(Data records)
= = = = = = =

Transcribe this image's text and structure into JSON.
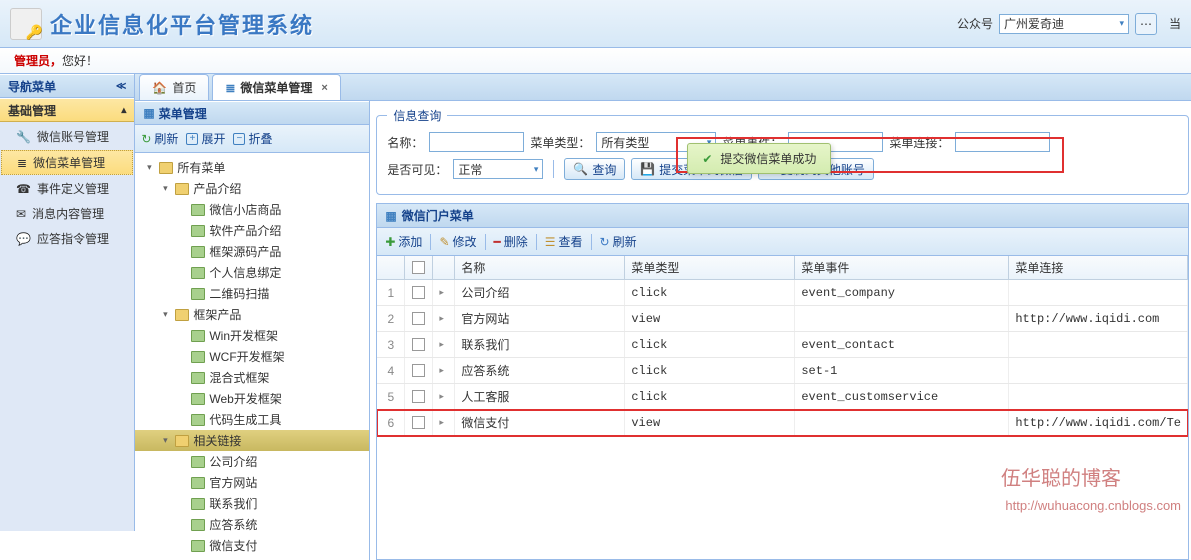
{
  "header": {
    "title": "企业信息化平台管理系统",
    "account_label": "公众号",
    "account_value": "广州爱奇迪",
    "right_text": "当"
  },
  "welcome": {
    "admin": "管理员，",
    "hello": "您好！"
  },
  "nav": {
    "title": "导航菜单",
    "group": "基础管理",
    "items": [
      {
        "icon": "🔧",
        "label": "微信账号管理"
      },
      {
        "icon": "≣",
        "label": "微信菜单管理",
        "selected": true
      },
      {
        "icon": "☎",
        "label": "事件定义管理"
      },
      {
        "icon": "✉",
        "label": "消息内容管理"
      },
      {
        "icon": "💬",
        "label": "应答指令管理"
      }
    ]
  },
  "tabs": {
    "home": "首页",
    "active": "微信菜单管理"
  },
  "tree": {
    "title": "菜单管理",
    "toolbar": {
      "refresh": "刷新",
      "expand": "展开",
      "collapse": "折叠"
    },
    "root": "所有菜单",
    "groups": [
      {
        "label": "产品介绍",
        "children": [
          "微信小店商品",
          "软件产品介绍",
          "框架源码产品",
          "个人信息绑定",
          "二维码扫描"
        ]
      },
      {
        "label": "框架产品",
        "children": [
          "Win开发框架",
          "WCF开发框架",
          "混合式框架",
          "Web开发框架",
          "代码生成工具"
        ]
      },
      {
        "label": "相关链接",
        "selected": true,
        "children": [
          "公司介绍",
          "官方网站",
          "联系我们",
          "应答系统",
          "微信支付"
        ]
      }
    ]
  },
  "query": {
    "legend": "信息查询",
    "name_label": "名称：",
    "type_label": "菜单类型：",
    "type_value": "所有类型",
    "event_label": "菜单事件：",
    "link_label": "菜单连接：",
    "visible_label": "是否可见：",
    "visible_value": "正常",
    "search_btn": "查询",
    "submit_btn": "提交菜单到微信",
    "copy_btn": "复制到其他账号"
  },
  "toast": {
    "text": "提交微信菜单成功"
  },
  "grid": {
    "title": "微信门户菜单",
    "toolbar": {
      "add": "添加",
      "edit": "修改",
      "delete": "删除",
      "view": "查看",
      "refresh": "刷新"
    },
    "columns": {
      "name": "名称",
      "type": "菜单类型",
      "event": "菜单事件",
      "link": "菜单连接"
    },
    "rows": [
      {
        "n": "1",
        "name": "公司介绍",
        "type": "click",
        "event": "event_company",
        "link": ""
      },
      {
        "n": "2",
        "name": "官方网站",
        "type": "view",
        "event": "",
        "link": "http://www.iqidi.com"
      },
      {
        "n": "3",
        "name": "联系我们",
        "type": "click",
        "event": "event_contact",
        "link": ""
      },
      {
        "n": "4",
        "name": "应答系统",
        "type": "click",
        "event": "set-1",
        "link": ""
      },
      {
        "n": "5",
        "name": "人工客服",
        "type": "click",
        "event": "event_customservice",
        "link": ""
      },
      {
        "n": "6",
        "name": "微信支付",
        "type": "view",
        "event": "",
        "link": "http://www.iqidi.com/Te",
        "highlight": true
      }
    ]
  },
  "watermark": {
    "title": "伍华聪的博客",
    "url": "http://wuhuacong.cnblogs.com"
  }
}
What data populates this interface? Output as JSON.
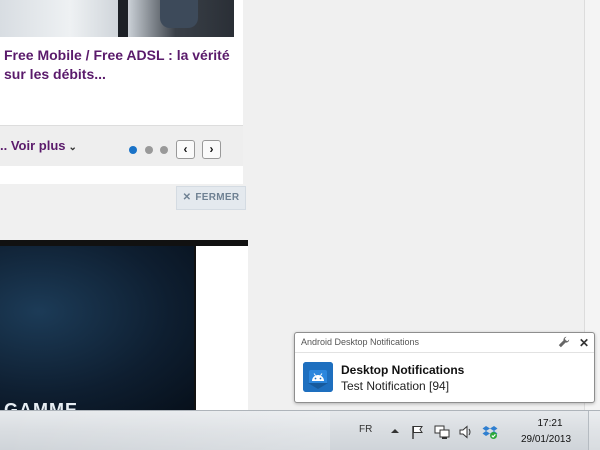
{
  "article": {
    "title": "Free Mobile / Free ADSL : la vérité sur les débits..."
  },
  "carousel": {
    "voir_plus": ".. Voir plus",
    "prev_icon": "chevron-left-icon",
    "next_icon": "chevron-right-icon",
    "active_dot": 0,
    "dot_count": 3
  },
  "fermer": {
    "label": "FERMER",
    "icon": "close-icon"
  },
  "banner": {
    "text": "GAMME"
  },
  "notification": {
    "app_name": "Android Desktop Notifications",
    "title": "Desktop Notifications",
    "body": "Test Notification [94]",
    "icon": "android-icon",
    "accent": "#1e6fbf"
  },
  "taskbar": {
    "language": "FR",
    "time": "17:21",
    "date": "29/01/2013",
    "tray_icons": [
      "show-hidden-icon",
      "action-center-flag-icon",
      "network-icon",
      "volume-icon",
      "dropbox-icon"
    ]
  },
  "colors": {
    "link_purple": "#5a1a6b",
    "dot_active": "#1a73c8",
    "dot_inactive": "#999999"
  }
}
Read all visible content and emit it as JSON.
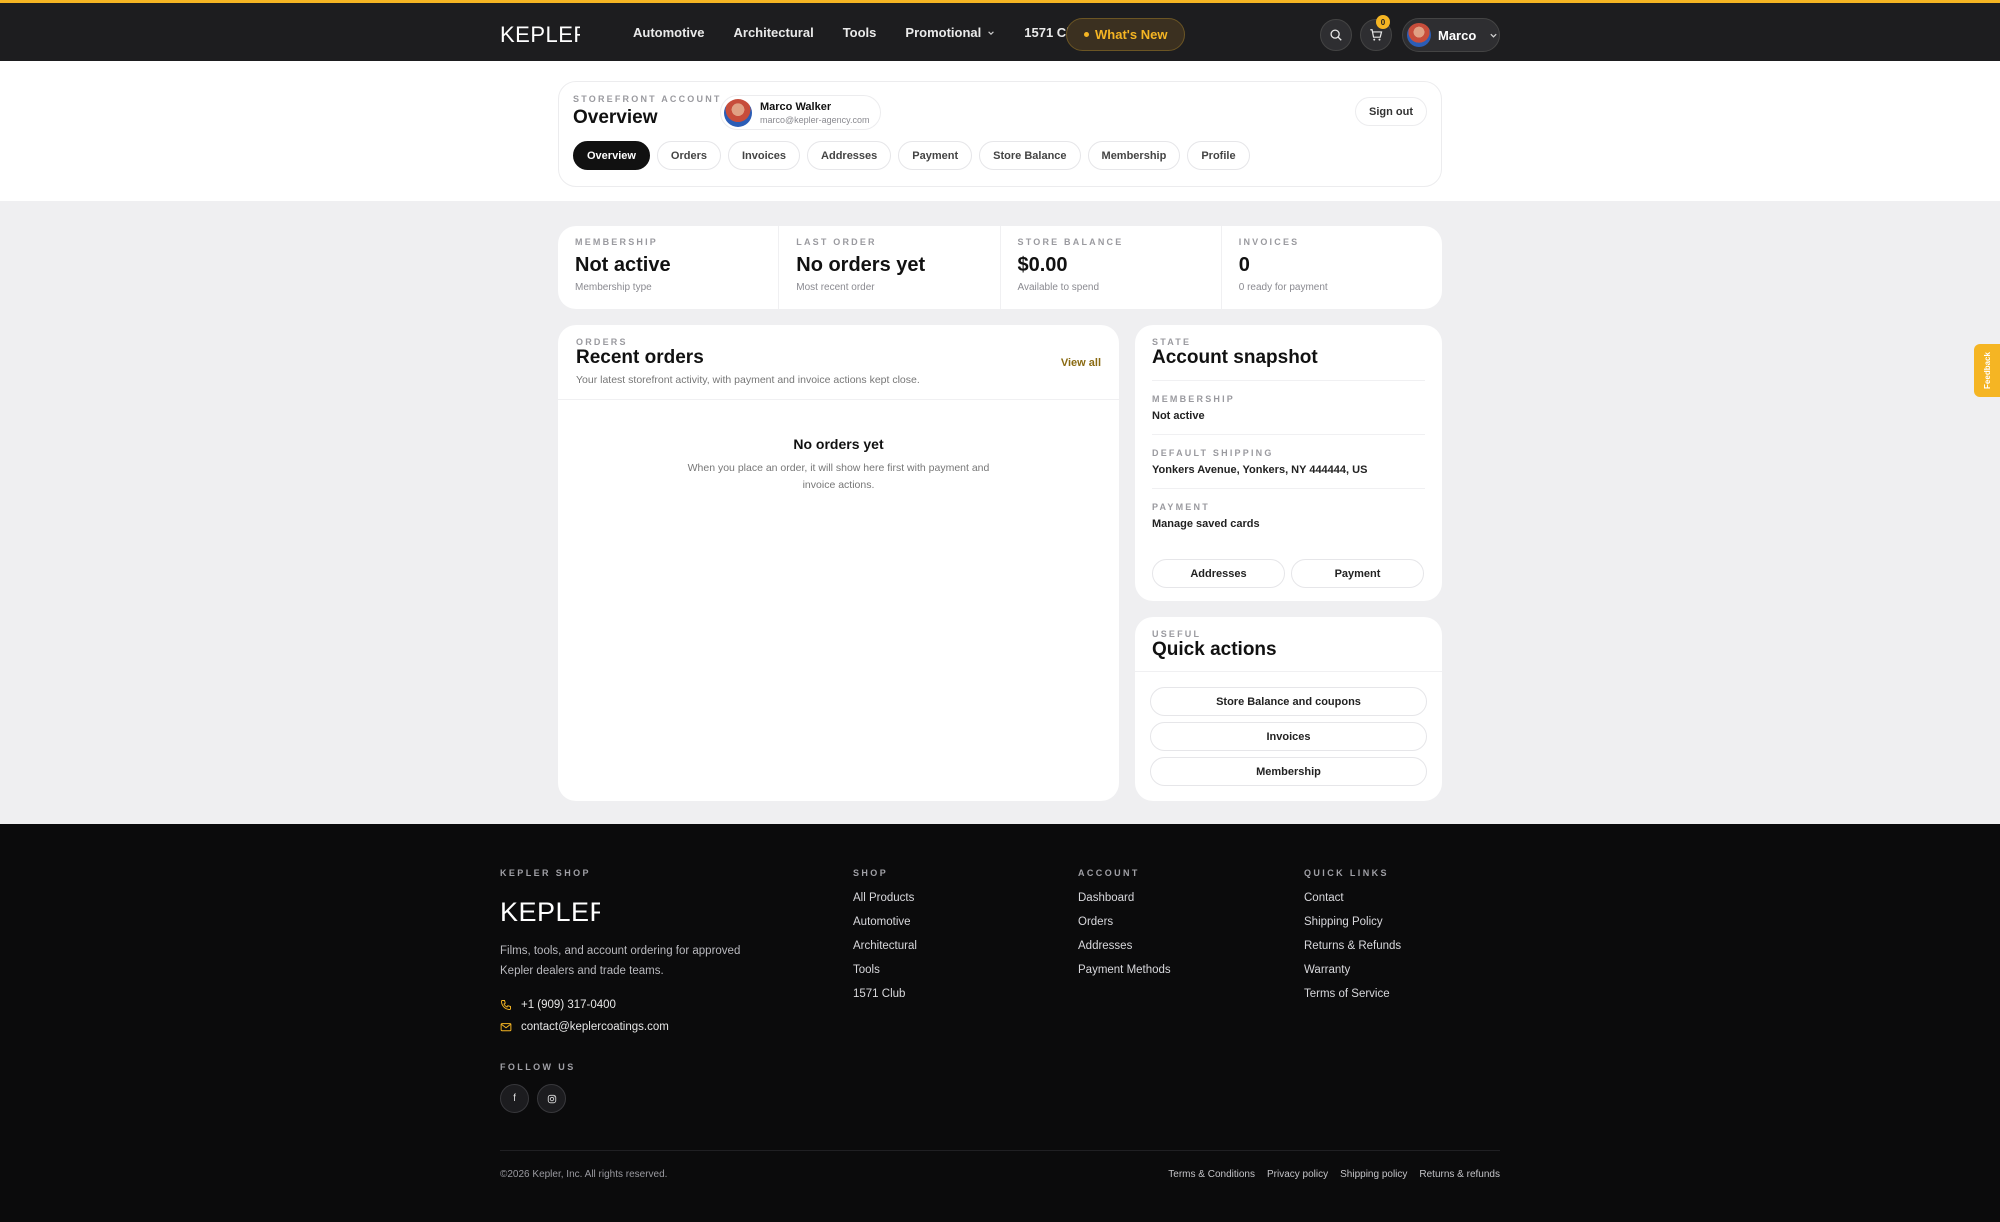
{
  "header": {
    "logo": "KEPLER",
    "nav": [
      {
        "label": "Automotive"
      },
      {
        "label": "Architectural"
      },
      {
        "label": "Tools"
      },
      {
        "label": "Promotional",
        "has_dropdown": true
      },
      {
        "label": "1571 Club"
      }
    ],
    "whats_new": "What's New",
    "cart_count": "0",
    "user_name": "Marco",
    "accent_color": "#f5b523"
  },
  "account": {
    "eyebrow": "STOREFRONT ACCOUNT",
    "title": "Overview",
    "profile_name": "Marco Walker",
    "profile_email": "marco@kepler-agency.com",
    "sign_out": "Sign out",
    "tabs": [
      {
        "label": "Overview",
        "active": true
      },
      {
        "label": "Orders"
      },
      {
        "label": "Invoices"
      },
      {
        "label": "Addresses"
      },
      {
        "label": "Payment"
      },
      {
        "label": "Store Balance"
      },
      {
        "label": "Membership"
      },
      {
        "label": "Profile"
      }
    ]
  },
  "stats": [
    {
      "eyebrow": "MEMBERSHIP",
      "value": "Not active",
      "sub": "Membership type"
    },
    {
      "eyebrow": "LAST ORDER",
      "value": "No orders yet",
      "sub": "Most recent order"
    },
    {
      "eyebrow": "STORE BALANCE",
      "value": "$0.00",
      "sub": "Available to spend"
    },
    {
      "eyebrow": "INVOICES",
      "value": "0",
      "sub": "0 ready for payment"
    }
  ],
  "orders": {
    "eyebrow": "ORDERS",
    "title": "Recent orders",
    "description": "Your latest storefront activity, with payment and invoice actions kept close.",
    "view_all": "View all",
    "empty_title": "No orders yet",
    "empty_description": "When you place an order, it will show here first with payment and invoice actions."
  },
  "snapshot": {
    "eyebrow": "STATE",
    "title": "Account snapshot",
    "rows": [
      {
        "label": "MEMBERSHIP",
        "value": "Not active"
      },
      {
        "label": "DEFAULT SHIPPING",
        "value": "Yonkers Avenue, Yonkers, NY 444444, US"
      },
      {
        "label": "PAYMENT",
        "value": "Manage saved cards"
      }
    ],
    "buttons": [
      "Addresses",
      "Payment"
    ]
  },
  "quick_actions": {
    "eyebrow": "USEFUL",
    "title": "Quick actions",
    "buttons": [
      "Store Balance and coupons",
      "Invoices",
      "Membership"
    ]
  },
  "feedback": "Feedback",
  "footer": {
    "brand_eyebrow": "KEPLER SHOP",
    "logo": "KEPLER",
    "description": "Films, tools, and account ordering for approved Kepler dealers and trade teams.",
    "phone": "+1 (909) 317-0400",
    "email": "contact@keplercoatings.com",
    "follow_us": "FOLLOW US",
    "social_facebook": "f",
    "columns": [
      {
        "title": "SHOP",
        "links": [
          "All Products",
          "Automotive",
          "Architectural",
          "Tools",
          "1571 Club"
        ]
      },
      {
        "title": "ACCOUNT",
        "links": [
          "Dashboard",
          "Orders",
          "Addresses",
          "Payment Methods"
        ]
      },
      {
        "title": "QUICK LINKS",
        "links": [
          "Contact",
          "Shipping Policy",
          "Returns & Refunds",
          "Warranty",
          "Terms of Service"
        ]
      }
    ],
    "copyright": "©2026 Kepler, Inc. All rights reserved.",
    "legal_links": [
      "Terms & Conditions",
      "Privacy policy",
      "Shipping policy",
      "Returns & refunds"
    ]
  }
}
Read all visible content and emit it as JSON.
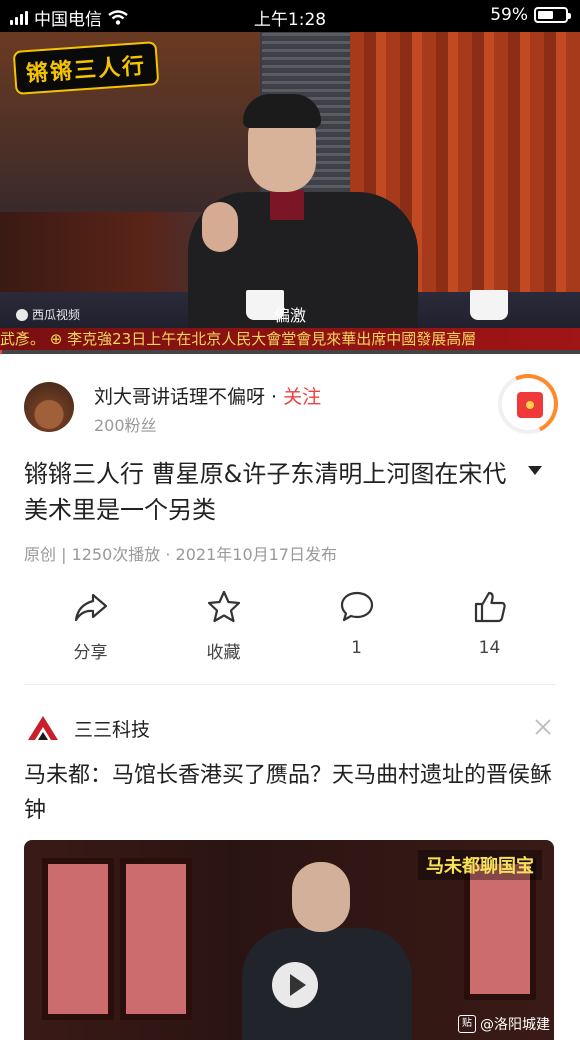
{
  "status_bar": {
    "carrier": "中国电信",
    "time": "上午1:28",
    "battery_percent": "59%",
    "battery_level": 0.59
  },
  "video": {
    "show_logo": "锵锵三人行",
    "watermark": "西瓜视频",
    "subtitle": "偏激",
    "ticker": "武彥。 ⊕ 李克強23日上午在北京人民大會堂會見來華出席中國發展高層",
    "progress": 0.004
  },
  "author": {
    "name": "刘大哥讲话理不偏呀",
    "separator": " · ",
    "follow_label": "关注",
    "fans": "200粉丝",
    "redpack_icon": "red-envelope-icon"
  },
  "article": {
    "title": "锵锵三人行 曹星原&许子东清明上河图在宋代美术里是一个另类",
    "meta": "原创 | 1250次播放 · 2021年10月17日发布"
  },
  "actions": [
    {
      "icon": "share-icon",
      "label": "分享"
    },
    {
      "icon": "star-icon",
      "label": "收藏"
    },
    {
      "icon": "comment-icon",
      "label": "1"
    },
    {
      "icon": "thumbs-up-icon",
      "label": "14"
    }
  ],
  "next_card": {
    "source": "三三科技",
    "title": "马未都：马馆长香港买了赝品？天马曲村遗址的晋侯稣钟",
    "thumb_badge": "马未都聊国宝",
    "thumb_watermark": "@洛阳城建",
    "thumb_watermark_icon": "贴"
  },
  "colors": {
    "accent_red": "#f04142",
    "meta_gray": "#999999",
    "ring_orange": "#ff8a2a"
  }
}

= = = = = = =

● **Work required**
Return each line of the data that contains the string "with".

● **Finished exercise**
    "description": "Your latest storefront activity, with payment and invoice actions kept close.",
    "empty_description": "When you place an order, it will show here first with payment and invoice actions."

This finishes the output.